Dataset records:

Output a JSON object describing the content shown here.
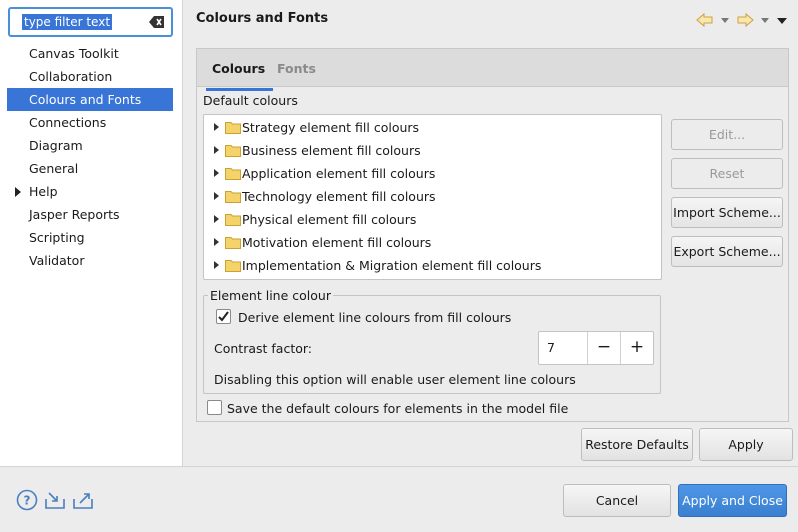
{
  "filter": {
    "placeholder": "type filter text"
  },
  "sidebar": {
    "items": [
      {
        "label": "Canvas Toolkit",
        "selected": false,
        "expandable": false
      },
      {
        "label": "Collaboration",
        "selected": false,
        "expandable": false
      },
      {
        "label": "Colours and Fonts",
        "selected": true,
        "expandable": false
      },
      {
        "label": "Connections",
        "selected": false,
        "expandable": false
      },
      {
        "label": "Diagram",
        "selected": false,
        "expandable": false
      },
      {
        "label": "General",
        "selected": false,
        "expandable": false
      },
      {
        "label": "Help",
        "selected": false,
        "expandable": true
      },
      {
        "label": "Jasper Reports",
        "selected": false,
        "expandable": false
      },
      {
        "label": "Scripting",
        "selected": false,
        "expandable": false
      },
      {
        "label": "Validator",
        "selected": false,
        "expandable": false
      }
    ]
  },
  "header": {
    "title": "Colours and Fonts"
  },
  "tabs": {
    "colours": "Colours",
    "fonts": "Fonts"
  },
  "colours": {
    "default_label": "Default colours",
    "tree_items": [
      "Strategy element fill colours",
      "Business element fill colours",
      "Application element fill colours",
      "Technology element fill colours",
      "Physical element fill colours",
      "Motivation element fill colours",
      "Implementation & Migration element fill colours"
    ],
    "buttons": {
      "edit": "Edit...",
      "reset": "Reset",
      "import": "Import Scheme...",
      "export": "Export Scheme..."
    },
    "line_group": {
      "title": "Element line colour",
      "derive_label": "Derive element line colours from fill colours",
      "derive_checked": true,
      "contrast_label": "Contrast factor:",
      "contrast_value": "7",
      "minus": "−",
      "plus": "+",
      "hint": "Disabling this option will enable user element line colours"
    },
    "save_default_label": "Save the default colours for elements in the model file",
    "save_default_checked": false
  },
  "actions": {
    "restore": "Restore Defaults",
    "apply": "Apply",
    "cancel": "Cancel",
    "apply_close": "Apply and Close"
  },
  "colors": {
    "accent": "#3875d7",
    "primary_button": "#3a7fd0",
    "folder": "#f2c94c"
  }
}
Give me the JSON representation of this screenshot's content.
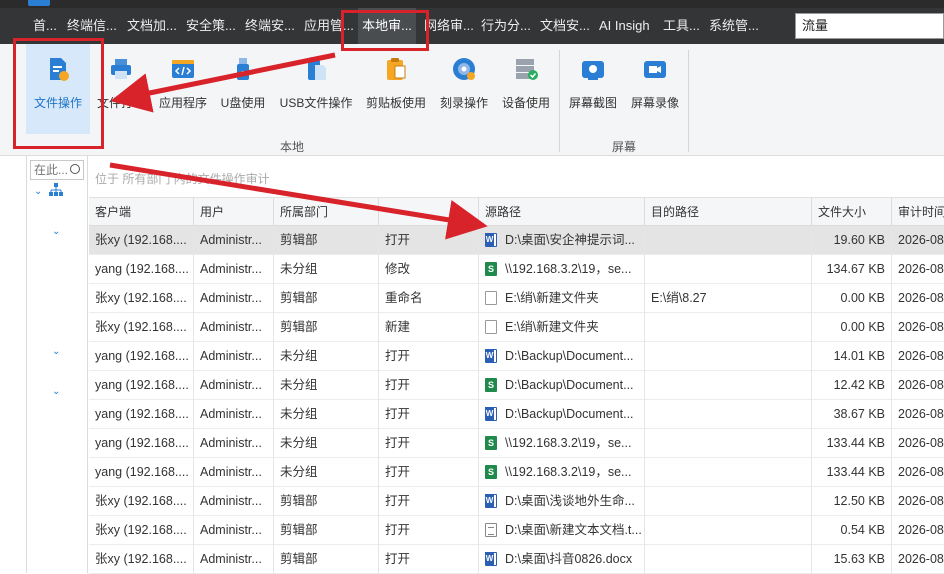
{
  "menubar": {
    "items": [
      "首...",
      "终端信...",
      "文档加...",
      "安全策...",
      "终端安...",
      "应用管...",
      "本地审...",
      "网络审...",
      "行为分...",
      "文档安...",
      "AI Insigh",
      "工具...",
      "系统管..."
    ],
    "search_value": "流量"
  },
  "ribbon": {
    "buttons": [
      "文件操作",
      "文件打印",
      "应用程序",
      "U盘使用",
      "USB文件操作",
      "剪贴板使用",
      "刻录操作",
      "设备使用",
      "屏幕截图",
      "屏幕录像"
    ],
    "groups": [
      "本地",
      "屏幕"
    ]
  },
  "left_panel": {
    "search_placeholder": "在此..."
  },
  "filter": {
    "text": "位于 所有部门 内的文件操作审计"
  },
  "table": {
    "columns": [
      "客户端",
      "用户",
      "所属部门",
      "",
      "源路径",
      "目的路径",
      "文件大小",
      "审计时间"
    ],
    "rows": [
      {
        "client": "张xy (192.168....",
        "user": "Administr...",
        "dept": "剪辑部",
        "action": "打开",
        "icon": "word-file-icon",
        "src": "D:\\桌面\\安企神提示词...",
        "dst": "",
        "size": "19.60 KB",
        "time": "2026-08"
      },
      {
        "client": "yang (192.168....",
        "user": "Administr...",
        "dept": "未分组",
        "action": "修改",
        "icon": "excel-file-icon",
        "src": "\\\\192.168.3.2\\19，se...",
        "dst": "",
        "size": "134.67 KB",
        "time": "2026-08"
      },
      {
        "client": "张xy (192.168....",
        "user": "Administr...",
        "dept": "剪辑部",
        "action": "重命名",
        "icon": "blank-file-icon",
        "src": "E:\\绡\\新建文件夹",
        "dst": "E:\\绡\\8.27",
        "size": "0.00 KB",
        "time": "2026-08"
      },
      {
        "client": "张xy (192.168....",
        "user": "Administr...",
        "dept": "剪辑部",
        "action": "新建",
        "icon": "blank-file-icon",
        "src": "E:\\绡\\新建文件夹",
        "dst": "",
        "size": "0.00 KB",
        "time": "2026-08"
      },
      {
        "client": "yang (192.168....",
        "user": "Administr...",
        "dept": "未分组",
        "action": "打开",
        "icon": "word-file-icon",
        "src": "D:\\Backup\\Document...",
        "dst": "",
        "size": "14.01 KB",
        "time": "2026-08"
      },
      {
        "client": "yang (192.168....",
        "user": "Administr...",
        "dept": "未分组",
        "action": "打开",
        "icon": "excel-file-icon",
        "src": "D:\\Backup\\Document...",
        "dst": "",
        "size": "12.42 KB",
        "time": "2026-08"
      },
      {
        "client": "yang (192.168....",
        "user": "Administr...",
        "dept": "未分组",
        "action": "打开",
        "icon": "word-file-icon",
        "src": "D:\\Backup\\Document...",
        "dst": "",
        "size": "38.67 KB",
        "time": "2026-08"
      },
      {
        "client": "yang (192.168....",
        "user": "Administr...",
        "dept": "未分组",
        "action": "打开",
        "icon": "excel-file-icon",
        "src": "\\\\192.168.3.2\\19，se...",
        "dst": "",
        "size": "133.44 KB",
        "time": "2026-08"
      },
      {
        "client": "yang (192.168....",
        "user": "Administr...",
        "dept": "未分组",
        "action": "打开",
        "icon": "excel-file-icon",
        "src": "\\\\192.168.3.2\\19，se...",
        "dst": "",
        "size": "133.44 KB",
        "time": "2026-08"
      },
      {
        "client": "张xy (192.168....",
        "user": "Administr...",
        "dept": "剪辑部",
        "action": "打开",
        "icon": "word-file-icon",
        "src": "D:\\桌面\\浅谈地外生命...",
        "dst": "",
        "size": "12.50 KB",
        "time": "2026-08"
      },
      {
        "client": "张xy (192.168....",
        "user": "Administr...",
        "dept": "剪辑部",
        "action": "打开",
        "icon": "text-file-icon",
        "src": "D:\\桌面\\新建文本文档.t...",
        "dst": "",
        "size": "0.54 KB",
        "time": "2026-08"
      },
      {
        "client": "张xy (192.168....",
        "user": "Administr...",
        "dept": "剪辑部",
        "action": "打开",
        "icon": "word-file-icon",
        "src": "D:\\桌面\\抖音0826.docx",
        "dst": "",
        "size": "15.63 KB",
        "time": "2026-08"
      }
    ]
  },
  "colors": {
    "annotation": "#d8232a",
    "accent": "#2a7fd4",
    "menubar": "#333537"
  }
}
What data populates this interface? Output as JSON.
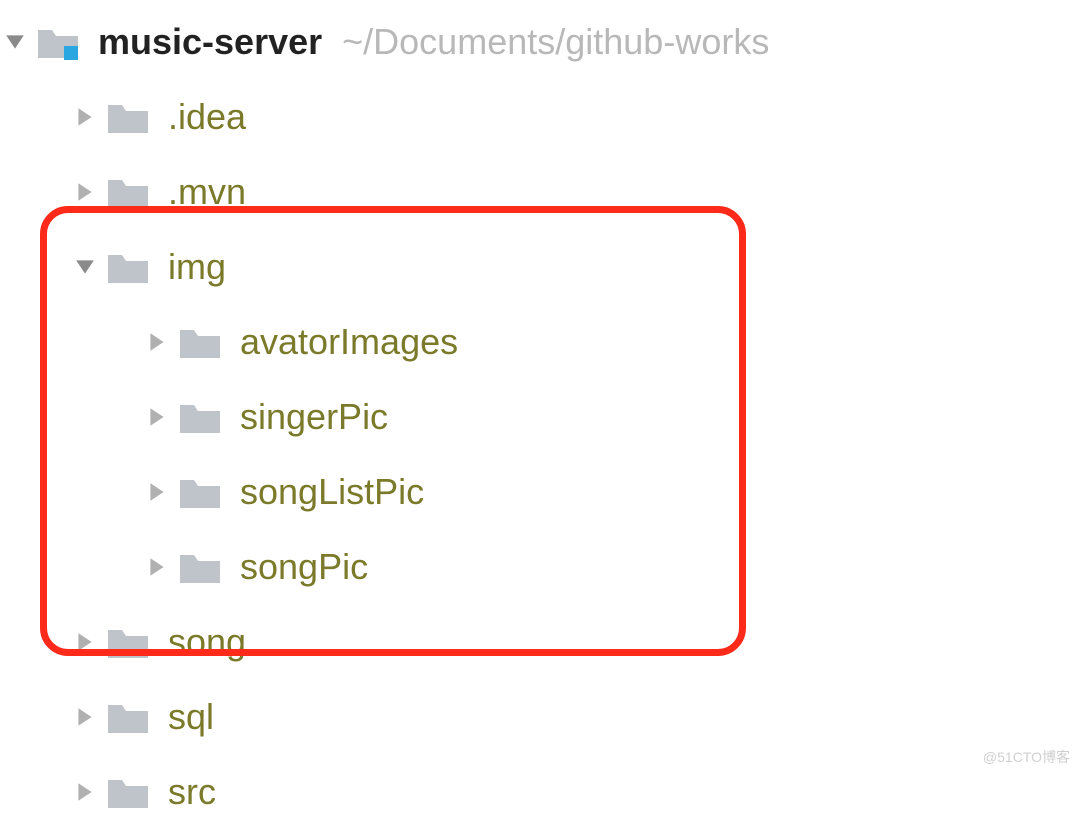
{
  "root": {
    "name": "music-server",
    "path": "~/Documents/github-works"
  },
  "nodes": {
    "idea": ".idea",
    "mvn": ".mvn",
    "img": "img",
    "avatorImages": "avatorImages",
    "singerPic": "singerPic",
    "songListPic": "songListPic",
    "songPic": "songPic",
    "song": "song",
    "sql": "sql",
    "src": "src"
  },
  "watermark": "@51CTO博客"
}
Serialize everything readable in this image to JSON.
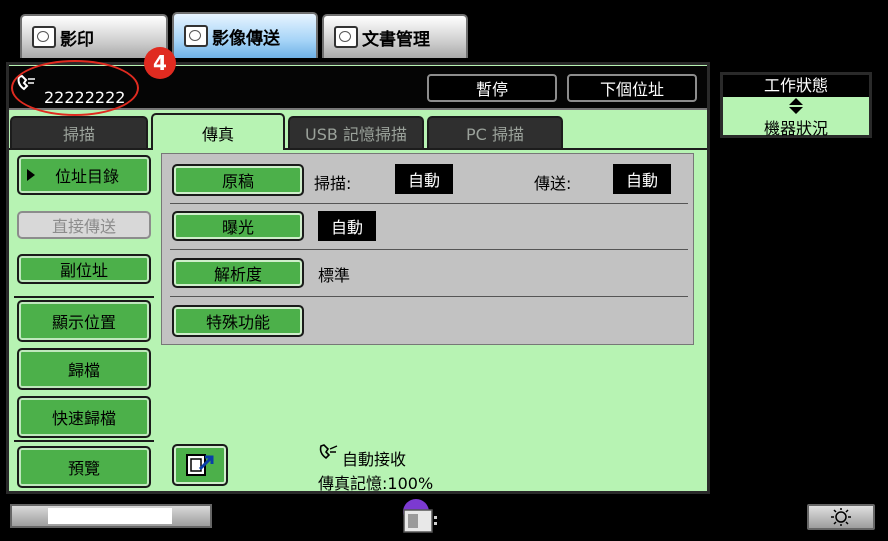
{
  "mode_tabs": [
    {
      "label": "影印"
    },
    {
      "label": "影像傳送"
    },
    {
      "label": "文書管理"
    }
  ],
  "callout_number": "4",
  "address": {
    "value": "22222222"
  },
  "header_buttons": {
    "pause": "暫停",
    "next_address": "下個位址"
  },
  "status_panel": {
    "job_status": "工作狀態",
    "machine_status": "機器狀況"
  },
  "fax_tabs": [
    {
      "label": "掃描"
    },
    {
      "label": "傳真"
    },
    {
      "label": "USB 記憶掃描"
    },
    {
      "label": "PC 掃描"
    }
  ],
  "side_buttons": {
    "address_book": "位址目錄",
    "direct_send": "直接傳送",
    "sub_address": "副位址",
    "display_position": "顯示位置",
    "file": "歸檔",
    "quick_file": "快速歸檔",
    "preview": "預覽"
  },
  "settings": {
    "original": {
      "button": "原稿",
      "scan_label": "掃描:",
      "scan_value": "自動",
      "send_label": "傳送:",
      "send_value": "自動"
    },
    "exposure": {
      "button": "曝光",
      "value": "自動"
    },
    "resolution": {
      "button": "解析度",
      "value": "標準"
    },
    "special": {
      "button": "特殊功能"
    }
  },
  "status_info": {
    "auto_receive": "自動接收",
    "memory_label": "傳真記憶:",
    "memory_value": "100%"
  },
  "colors": {
    "panel_green": "#b7f3b3",
    "button_green": "#4cb04a",
    "callout_red": "#e02b20",
    "active_tab_blue": "#8fc7f1"
  }
}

# What to produce
Each line in the entries above that includes the string "JSON" should be extracted.

# Response
Output a JSON object describing the content shown here.
Give me the JSON representation of this screenshot's content.
What data populates this interface? Output as JSON.
Serialize everything readable in this image to JSON.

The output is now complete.